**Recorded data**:
——————————

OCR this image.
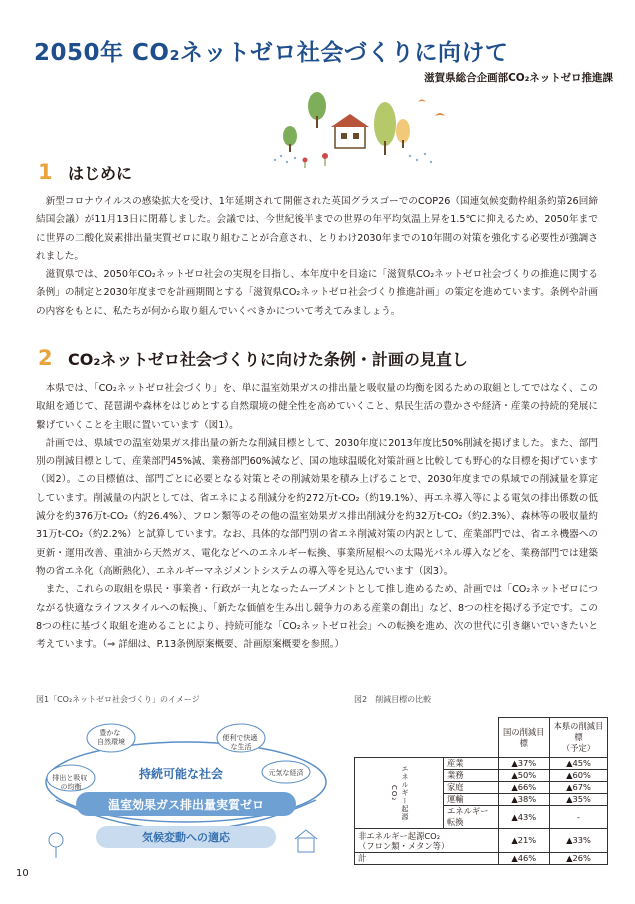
2050年 CO₂ネットゼロ社会づくりに向けて
滋賀県総合企画部CO₂ネットゼロ推進課
1 はじめに

新型コロナウイルスの感染拡大を受け、1年延期されて開催された英国グラスゴーでのCOP26（国連気候変動枠組条約第26回締結国会議）が11月13日に閉幕しました。会議では、今世紀後半までの世界の年平均気温上昇を1.5℃に抑えるため、2050年までに世界の二酸化炭素排出量実質ゼロに取り組むことが合意され、とりわけ2030年までの10年間の対策を強化する必要性が強調されました。

滋賀県では、2050年CO₂ネットゼロ社会の実現を目指し、本年度中を目途に「滋賀県CO₂ネットゼロ社会づくりの推進に関する条例」の制定と2030年度までを計画期間とする「滋賀県CO₂ネットゼロ社会づくり推進計画」の策定を進めています。条例や計画の内容をもとに、私たちが何から取り組んでいくべきかについて考えてみましょう。

2 CO₂ネットゼロ社会づくりに向けた条例・計画の見直し

本県では、「CO₂ネットゼロ社会づくり」を、単に温室効果ガスの排出量と吸収量の均衡を図るための取組としてではなく、この取組を通じて、琵琶湖や森林をはじめとする自然環境の健全性を高めていくこと、県民生活の豊かさや経済・産業の持続的発展に繋げていくことを主眼に置いています（図1）。

計画では、県域での温室効果ガス排出量の新たな削減目標として、2030年度に2013年度比50%削減を掲げました。また、部門別の削減目標として、産業部門45%減、業務部門60%減など、国の地球温暖化対策計画と比較しても野心的な目標を掲げています（図2）。この目標値は、部門ごとに必要となる対策とその削減効果を積み上げることで、2030年度までの県域での削減量を算定しています。削減量の内訳としては、省エネによる削減分を約272万t-CO₂（約19.1%）、再エネ導入等による電気の排出係数の低減分を約376万t-CO₂（約26.4%）、フロン類等のその他の温室効果ガス排出削減分を約32万t-CO₂（約2.3%）、森林等の吸収量約31万t-CO₂（約2.2%）と試算しています。なお、具体的な部門別の省エネ削減対策の内訳として、産業部門では、省エネ機器への更新・運用改善、重油から天然ガス、電化などへのエネルギー転換、事業所屋根への太陽光パネル導入などを、業務部門では建築物の省エネ化（高断熱化）、エネルギーマネジメントシステムの導入等を見込んでいます（図3）。

また、これらの取組を県民・事業者・行政が一丸となったムーブメントとして推し進めるため、計画では「CO₂ネットゼロにつながる快適なライフスタイルへの転換」、「新たな価値を生み出し競争力のある産業の創出」など、8つの柱を掲げる予定です。この8つの柱に基づく取組を進めることにより、持続可能な「CO₂ネットゼロ社会」への転換を進め、次の世代に引き継いでいきたいと考えています。（⇒ 詳細は、P.13条例原案概要、計画原案概要を参照。）

図1「CO₂ネットゼロ社会づくり」のイメージ
豊かな 自然環境	便利で快適 な生活
排出と吸収 の均衡
元気な経済
持続可能な社会
温室効果ガス排出量実質ゼロ
気候変動への適応
図2　削減目標の比較
		国の削減目標	本県の削減目標
（予定）
エネルギー起源CO₂	産業	▲37%	▲45%
	業務	▲50%	▲60%
	家庭	▲66%	▲67%
	運輸	▲38%	▲35%
	エネルギー転換	▲43%	-
非エネルギー起源CO₂
（フロン類・メタン等）		▲21%	▲33%
計		▲46%	▲26%
10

——————————

Each line with the string "計画では" in it needs to be found and copied.

計画では、県域での温室効果ガス排出量の新たな削減目標として、2030年度に2013年度比50%削減を掲げました。また、部門別の削減目標として、産業部門45%減、業務部門60%減など、国の地球温暖化対策計画と比較しても野心的な目標を掲げています（図2）。この目標値は、部門ごとに必要となる対策とその削減効果を積み上げることで、2030年度までの県域での削減量を算定しています。削減量の内訳としては、省エネによる削減分を約272万t-CO₂（約19.1%）、再エネ導入等による電気の排出係数の低減分を約376万t-CO₂（約26.4%）、フロン類等のその他の温室効果ガス排出削減分を約32万t-CO₂（約2.3%）、森林等の吸収量約31万t-CO₂（約2.2%）と試算しています。なお、具体的な部門別の省エネ削減対策の内訳として、産業部門では、省エネ機器への更新・運用改善、重油から天然ガス、電化などへのエネルギー転換、事業所屋根への太陽光パネル導入などを、業務部門では建築物の省エネ化（高断熱化）、エネルギーマネジメントシステムの導入等を見込んでいます（図3）。
また、これらの取組を県民・事業者・行政が一丸となったムーブメントとして推し進めるため、計画では「CO₂ネットゼロにつながる快適なライフスタイルへの転換」、「新たな価値を生み出し競争力のある産業の創出」など、8つの柱を掲げる予定です。この8つの柱に基づく取組を進めることにより、持続可能な「CO₂ネットゼロ社会」への転換を進め、次の世代に引き継いでいきたいと考えています。（⇒ 詳細は、P.13条例原案概要、計画原案概要を参照。）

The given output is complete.